» Task instructions
a) In the sermon on Deuteronomy 6, what is the stated purpose of the elders' home visits?
b) Continue the sermon on Deuteronomy 6 from the point where it stops.

» Source excerpt
◆ ◆ ◆ ◆

Order Of Worship (Liturgy)

Reading: Deut 6
Text: Deut 6:4-9
Songs: Psalm 116:1-5; Psalm 116:9,10; Psalm 128; Psalm 78:1,2,3; Psalm 105:1,3
* As a matter of courtesy please advise Rev. George van Popta, if you plan to use this sermon in a worship service.   Thank-you.

Beloved congregation of the Lord Jesus Christ:

By this time the schools are well under way. The children and young people (and their mothers) are back into the swing of things-ensuring that the children are out of the house on time to catch the bus, and, of course, getting their homework done.

The catechism classes have resumed. There are still a number of young people I have not seen. But I fully expect to see them this week.

The congregational Bible study clubs and societies (the ones that take a break during the summer) have begun again. Are you joining one? There is a lot of choice. I do not think that anyone can seriously use the excuse that none meets at a convenient time.

The new home visitation season is also beginning again. The elders are busy all year long speaking with those in their wards. Speaking words of encouragement to the hurting and words of admonition to the disobedient. In addition to that ongoing work is the work of the regular home visitations. Once again, as is done every year, the elders will visit all the homes and households that make up our congregation.

The purpose of the visit is to encourage you to continue living in covenant with God. God has established a covenant with us. We are in a relationship of fellowship with Him. God has a covenant with believers and their children. The elders want to encourage you to live faithfully in covenant with God.

All of life flows forth from that basic principle: that we are in covenant with God. The education of the youth of the church flows forth from that. Day school and catechism class both have their respective roles in that regard. So does congregational Bible study. So do the home visitations.

◆ ◆ ◆ ◆

» Data extract
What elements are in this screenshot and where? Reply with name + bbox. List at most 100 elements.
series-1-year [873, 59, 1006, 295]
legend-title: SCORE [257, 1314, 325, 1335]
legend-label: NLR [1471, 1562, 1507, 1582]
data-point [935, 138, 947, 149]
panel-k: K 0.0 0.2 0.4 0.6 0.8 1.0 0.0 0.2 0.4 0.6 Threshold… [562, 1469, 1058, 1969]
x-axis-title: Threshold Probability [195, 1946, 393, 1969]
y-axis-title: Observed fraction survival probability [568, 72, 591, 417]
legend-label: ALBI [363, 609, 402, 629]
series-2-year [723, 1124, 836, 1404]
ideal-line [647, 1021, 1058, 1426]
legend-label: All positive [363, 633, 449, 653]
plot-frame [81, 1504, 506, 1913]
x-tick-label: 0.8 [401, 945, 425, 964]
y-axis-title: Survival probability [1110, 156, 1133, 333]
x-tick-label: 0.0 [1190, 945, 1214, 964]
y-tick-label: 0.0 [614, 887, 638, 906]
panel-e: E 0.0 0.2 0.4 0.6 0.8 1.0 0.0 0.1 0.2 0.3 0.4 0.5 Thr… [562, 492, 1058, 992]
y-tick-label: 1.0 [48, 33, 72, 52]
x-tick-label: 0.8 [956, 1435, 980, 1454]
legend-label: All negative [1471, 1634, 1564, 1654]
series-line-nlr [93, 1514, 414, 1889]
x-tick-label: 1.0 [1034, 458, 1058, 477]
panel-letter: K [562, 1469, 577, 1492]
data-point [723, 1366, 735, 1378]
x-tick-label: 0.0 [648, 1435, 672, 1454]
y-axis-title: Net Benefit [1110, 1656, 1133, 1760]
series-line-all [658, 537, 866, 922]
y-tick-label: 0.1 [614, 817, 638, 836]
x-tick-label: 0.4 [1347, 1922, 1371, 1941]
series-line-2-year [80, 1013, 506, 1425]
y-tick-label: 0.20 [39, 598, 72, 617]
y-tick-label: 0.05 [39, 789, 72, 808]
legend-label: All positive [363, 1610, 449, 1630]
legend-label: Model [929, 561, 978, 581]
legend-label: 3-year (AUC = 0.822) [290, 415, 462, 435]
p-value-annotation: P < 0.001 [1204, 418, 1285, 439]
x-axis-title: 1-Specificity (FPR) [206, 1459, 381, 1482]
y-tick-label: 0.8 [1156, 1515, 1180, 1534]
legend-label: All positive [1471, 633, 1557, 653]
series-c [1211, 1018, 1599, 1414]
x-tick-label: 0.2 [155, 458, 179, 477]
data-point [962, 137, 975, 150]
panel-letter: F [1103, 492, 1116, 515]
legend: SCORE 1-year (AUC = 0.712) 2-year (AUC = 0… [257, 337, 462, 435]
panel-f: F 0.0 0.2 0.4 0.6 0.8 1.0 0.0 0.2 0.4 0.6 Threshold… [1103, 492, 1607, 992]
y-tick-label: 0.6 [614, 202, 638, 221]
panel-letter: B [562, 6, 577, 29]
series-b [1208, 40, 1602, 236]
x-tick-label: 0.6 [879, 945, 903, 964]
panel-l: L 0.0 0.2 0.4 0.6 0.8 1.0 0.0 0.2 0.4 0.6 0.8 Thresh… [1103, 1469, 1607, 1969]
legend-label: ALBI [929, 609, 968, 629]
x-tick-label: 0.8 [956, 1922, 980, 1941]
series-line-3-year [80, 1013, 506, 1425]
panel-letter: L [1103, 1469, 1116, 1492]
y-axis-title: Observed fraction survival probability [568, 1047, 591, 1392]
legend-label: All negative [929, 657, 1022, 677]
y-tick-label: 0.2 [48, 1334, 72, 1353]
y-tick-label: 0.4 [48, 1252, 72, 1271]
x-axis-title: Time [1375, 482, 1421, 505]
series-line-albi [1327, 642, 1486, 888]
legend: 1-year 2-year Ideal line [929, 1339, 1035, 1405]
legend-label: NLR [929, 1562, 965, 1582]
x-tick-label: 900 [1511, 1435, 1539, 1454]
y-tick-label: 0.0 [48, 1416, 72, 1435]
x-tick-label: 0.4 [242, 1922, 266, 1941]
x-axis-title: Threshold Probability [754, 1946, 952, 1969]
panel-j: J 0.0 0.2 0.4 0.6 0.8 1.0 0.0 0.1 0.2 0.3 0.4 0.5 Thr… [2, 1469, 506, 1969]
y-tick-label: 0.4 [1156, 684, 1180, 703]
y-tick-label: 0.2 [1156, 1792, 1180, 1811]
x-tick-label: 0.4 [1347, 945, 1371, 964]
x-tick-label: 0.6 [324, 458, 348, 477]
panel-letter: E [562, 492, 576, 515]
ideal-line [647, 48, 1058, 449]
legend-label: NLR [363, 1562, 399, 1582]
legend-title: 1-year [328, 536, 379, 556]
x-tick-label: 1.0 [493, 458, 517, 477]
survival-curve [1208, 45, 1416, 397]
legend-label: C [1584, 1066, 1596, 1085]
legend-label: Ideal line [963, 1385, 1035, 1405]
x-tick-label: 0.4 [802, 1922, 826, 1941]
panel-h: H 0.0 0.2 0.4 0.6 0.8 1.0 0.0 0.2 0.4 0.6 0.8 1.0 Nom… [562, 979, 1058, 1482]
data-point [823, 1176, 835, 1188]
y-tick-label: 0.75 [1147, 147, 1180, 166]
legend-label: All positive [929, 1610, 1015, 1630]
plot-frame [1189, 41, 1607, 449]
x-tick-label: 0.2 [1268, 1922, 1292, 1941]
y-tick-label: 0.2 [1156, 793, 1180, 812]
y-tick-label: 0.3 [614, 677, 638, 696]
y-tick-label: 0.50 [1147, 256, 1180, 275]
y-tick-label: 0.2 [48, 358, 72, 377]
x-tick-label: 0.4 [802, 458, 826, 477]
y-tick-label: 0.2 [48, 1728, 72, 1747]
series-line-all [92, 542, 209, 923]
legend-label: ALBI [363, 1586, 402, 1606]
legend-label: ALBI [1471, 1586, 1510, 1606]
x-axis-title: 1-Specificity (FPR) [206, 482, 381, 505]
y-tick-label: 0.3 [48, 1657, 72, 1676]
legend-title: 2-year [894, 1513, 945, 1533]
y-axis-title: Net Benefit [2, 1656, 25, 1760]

◆ ◆ ◆ ◆

» Responses
a) The visits are meant to encourage members of the congregation to continue living faithfully in covenant with God.

b)
As consistory we have chosen Deut. 6:4-9 as a text for this year's home visits. As a rule, the elders will read this with you. This text will serve as a focus for the visit and discussion.

This morning, in light of the upcoming home visits, as well as the resumption of school, catechism and bible study societies, I preach to you the Word of God under this theme:


1. As individual; 2. As household; 3. As community.

1. As a footnote in your Bible will likely indicate, v. 4 is not easy to translate. A number of options is given in the footnotes. Literally, the Hebrew, with its great economy of words, says: "The LORD our God, the LORD one."

I do not want to confuse things more, but perhaps the best translation of the Hebrew would be: "The LORD is our God, the LORD alone."

The LORD was Israel's God. The LORD is our God. We have no other God than the LORD. We are to love and serve Him only. We are not worship any other gods beside Him. As the First Commandment says: "I am the LORD your God ... You shall have no other gods before me."

This was originally addressed to Israel whom God had brought out of Egypt, the land of slavery. "Hear, O Israel: The LORD is our God, the LORD alone." But it is addressed to us as well. For, as the NT teaches us, the Church of Christ, today, is the Israel of God. In Christ the LORD God has completed the work of bringing his people out of slavery to sin and Satan.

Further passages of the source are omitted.